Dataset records
----

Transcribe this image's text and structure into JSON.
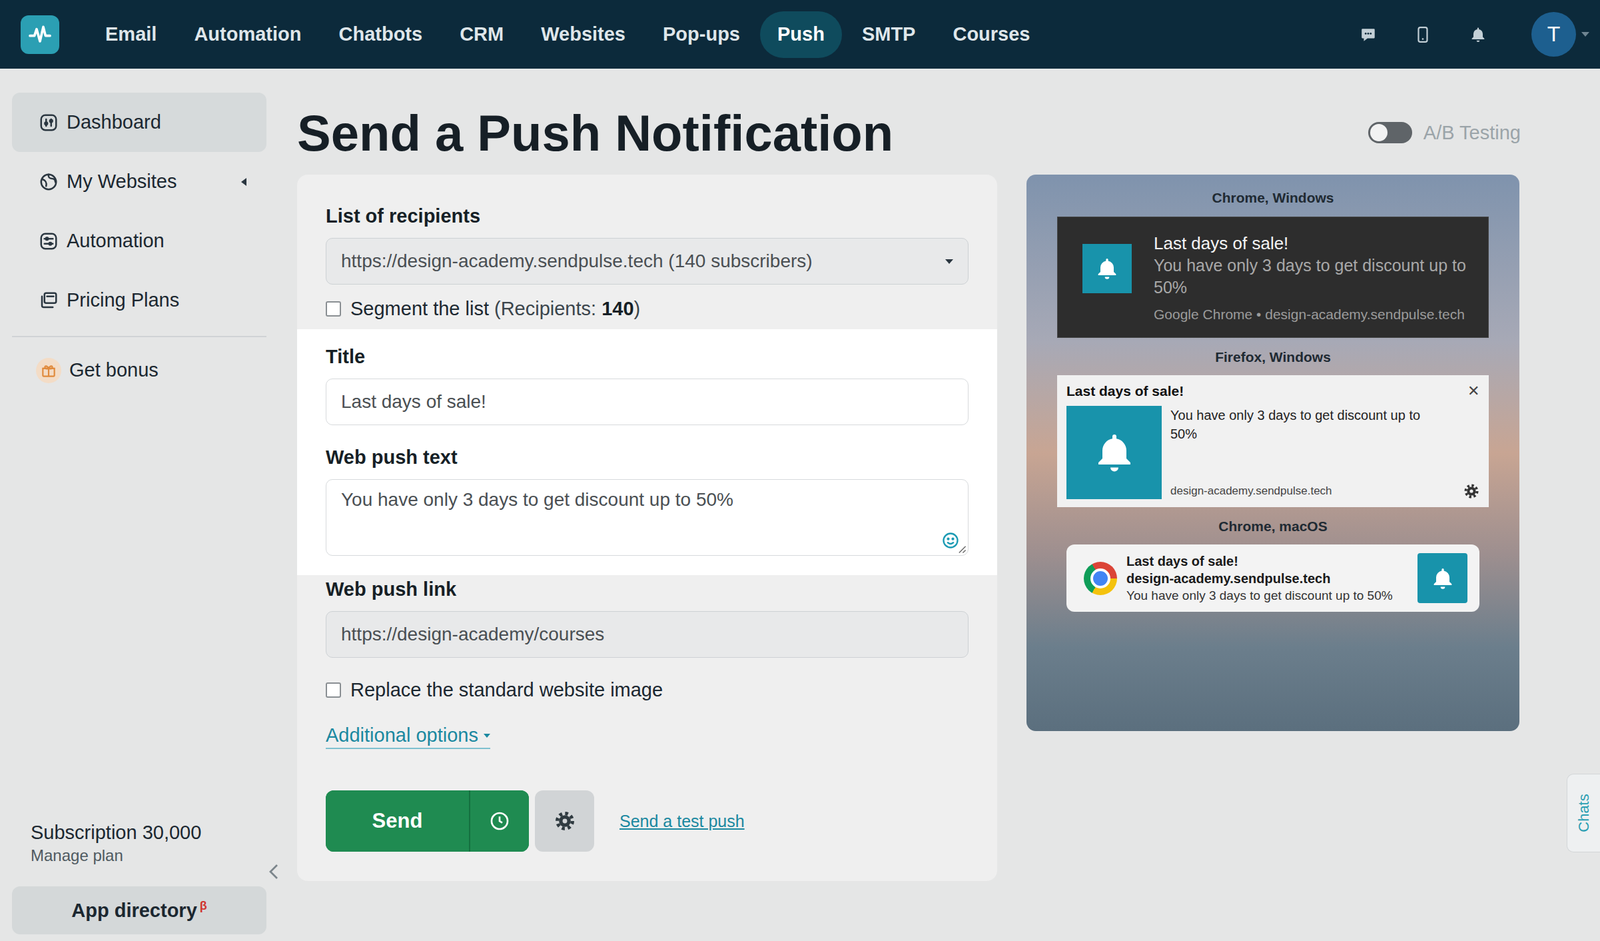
{
  "nav": {
    "items": [
      {
        "label": "Email",
        "selected": false
      },
      {
        "label": "Automation",
        "selected": false
      },
      {
        "label": "Chatbots",
        "selected": false
      },
      {
        "label": "CRM",
        "selected": false
      },
      {
        "label": "Websites",
        "selected": false
      },
      {
        "label": "Pop-ups",
        "selected": false
      },
      {
        "label": "Push",
        "selected": true
      },
      {
        "label": "SMTP",
        "selected": false
      },
      {
        "label": "Courses",
        "selected": false
      }
    ]
  },
  "user": {
    "initial": "T"
  },
  "sidebar": {
    "items": [
      {
        "label": "Dashboard",
        "selected": true,
        "expandable": false,
        "expanded": false
      },
      {
        "label": "My Websites",
        "selected": false,
        "expandable": true,
        "expanded": false
      },
      {
        "label": "Automation",
        "selected": false,
        "expandable": false,
        "expanded": false
      },
      {
        "label": "Pricing Plans",
        "selected": false,
        "expandable": false,
        "expanded": false
      }
    ],
    "bonus": {
      "label": "Get bonus"
    },
    "subscription": {
      "label": "Subscription 30,000",
      "link": "Manage plan"
    },
    "app_directory": {
      "label": "App directory",
      "badge": "β"
    }
  },
  "page": {
    "title": "Send a Push Notification"
  },
  "ab_testing": {
    "label": "A/B Testing",
    "on": false
  },
  "form": {
    "recipients": {
      "label": "List of recipients",
      "value": "https://design-academy.sendpulse.tech (140 subscribers)"
    },
    "segment": {
      "label": "Segment the list",
      "note_prefix": "(Recipients: ",
      "count": "140",
      "note_suffix": ")",
      "checked": false
    },
    "title": {
      "label": "Title",
      "value": "Last days of sale!"
    },
    "text": {
      "label": "Web push text",
      "value": "You have only 3 days to get discount up to 50%"
    },
    "link": {
      "label": "Web push link",
      "value": "https://design-academy/courses"
    },
    "replace_image": {
      "label": "Replace the standard website image",
      "checked": false
    },
    "additional": "Additional options",
    "send": "Send",
    "test": "Send a test push"
  },
  "preview": {
    "notifications": [
      {
        "kind": "chrome-windows",
        "platform": "Chrome, Windows",
        "title": "Last days of sale!",
        "text": "You have only 3 days to get discount up to 50%",
        "source": "Google Chrome • design-academy.sendpulse.tech"
      },
      {
        "kind": "firefox-windows",
        "platform": "Firefox, Windows",
        "title": "Last days of sale!",
        "text": "You have only 3 days to get discount up to 50%",
        "source": "design-academy.sendpulse.tech",
        "close": "✕"
      },
      {
        "kind": "chrome-macos",
        "platform": "Chrome, macOS",
        "title": "Last days of sale!",
        "text": "You have only 3 days to get discount up to 50%",
        "source": "design-academy.sendpulse.tech"
      }
    ]
  },
  "chats": "Chats"
}
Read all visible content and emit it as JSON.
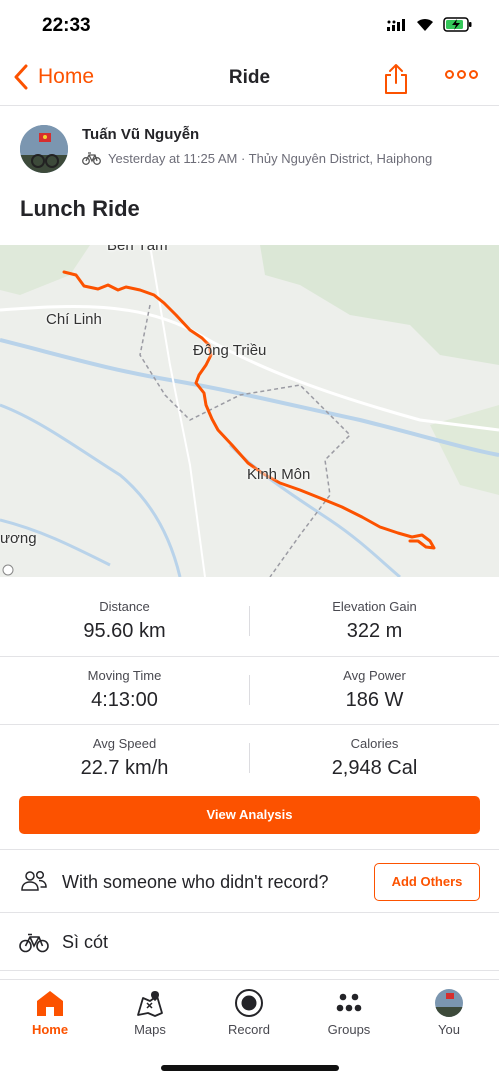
{
  "status": {
    "time": "22:33",
    "icons": [
      "signal-icon",
      "wifi-icon",
      "battery-charging-icon"
    ]
  },
  "nav": {
    "back_label": "Home",
    "title": "Ride",
    "share_icon": "share-icon",
    "more_icon": "more-icon"
  },
  "athlete": {
    "name": "Tuấn Vũ Nguyễn",
    "meta": "Yesterday at 11:25 AM · Thủy Nguyên District, Haiphong",
    "activity_type_icon": "bike-icon"
  },
  "activity": {
    "title": "Lunch Ride"
  },
  "map": {
    "labels": [
      "Bến Tắm",
      "Chí Linh",
      "Đông Triều",
      "Kinh Môn",
      "ương"
    ],
    "route_color": "#fc5200"
  },
  "stats": [
    {
      "label": "Distance",
      "value": "95.60 km"
    },
    {
      "label": "Elevation Gain",
      "value": "322 m"
    },
    {
      "label": "Moving Time",
      "value": "4:13:00"
    },
    {
      "label": "Avg Power",
      "value": "186 W"
    },
    {
      "label": "Avg Speed",
      "value": "22.7 km/h"
    },
    {
      "label": "Calories",
      "value": "2,948 Cal"
    }
  ],
  "actions": {
    "view_analysis": "View Analysis",
    "with_someone": "With someone who didn't record?",
    "add_others": "Add Others",
    "gear": "Sì cót"
  },
  "tabs": [
    {
      "label": "Home",
      "icon": "home-icon",
      "active": true
    },
    {
      "label": "Maps",
      "icon": "maps-icon",
      "active": false
    },
    {
      "label": "Record",
      "icon": "record-icon",
      "active": false
    },
    {
      "label": "Groups",
      "icon": "groups-icon",
      "active": false
    },
    {
      "label": "You",
      "icon": "avatar",
      "active": false
    }
  ],
  "colors": {
    "brand": "#fc5200",
    "text": "#242428",
    "muted": "#6d6d78"
  }
}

----

> The request: Go through the listing above and return every line where the word "link" occurs.

> Solution:
      "link": "Manage plan"
    "link": {
      "label": "Web push link",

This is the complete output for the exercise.